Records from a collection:
=== Begin Enclosure ===

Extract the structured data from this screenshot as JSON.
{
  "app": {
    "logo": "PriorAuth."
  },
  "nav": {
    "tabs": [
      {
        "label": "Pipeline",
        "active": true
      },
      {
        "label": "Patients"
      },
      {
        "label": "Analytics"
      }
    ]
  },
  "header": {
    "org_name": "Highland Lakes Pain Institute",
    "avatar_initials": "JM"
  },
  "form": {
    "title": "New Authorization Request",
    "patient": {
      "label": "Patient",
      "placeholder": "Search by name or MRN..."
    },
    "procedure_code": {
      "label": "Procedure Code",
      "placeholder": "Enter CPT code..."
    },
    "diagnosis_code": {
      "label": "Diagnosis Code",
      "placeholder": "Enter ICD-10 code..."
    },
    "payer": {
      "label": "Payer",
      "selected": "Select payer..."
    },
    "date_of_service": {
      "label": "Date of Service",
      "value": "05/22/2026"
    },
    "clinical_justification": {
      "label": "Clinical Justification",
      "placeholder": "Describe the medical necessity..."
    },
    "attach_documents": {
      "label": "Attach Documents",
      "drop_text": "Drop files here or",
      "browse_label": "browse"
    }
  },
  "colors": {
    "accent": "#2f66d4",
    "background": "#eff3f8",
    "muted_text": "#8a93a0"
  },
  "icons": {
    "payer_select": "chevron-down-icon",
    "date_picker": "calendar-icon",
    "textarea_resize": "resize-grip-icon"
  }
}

=== End Enclosure ===

All lines of the data that hold "placeholder" need to be copied.

      "placeholder": "Search by name or MRN..."
      "placeholder": "Enter CPT code..."
      "placeholder": "Enter ICD-10 code..."
      "placeholder": "Describe the medical necessity..."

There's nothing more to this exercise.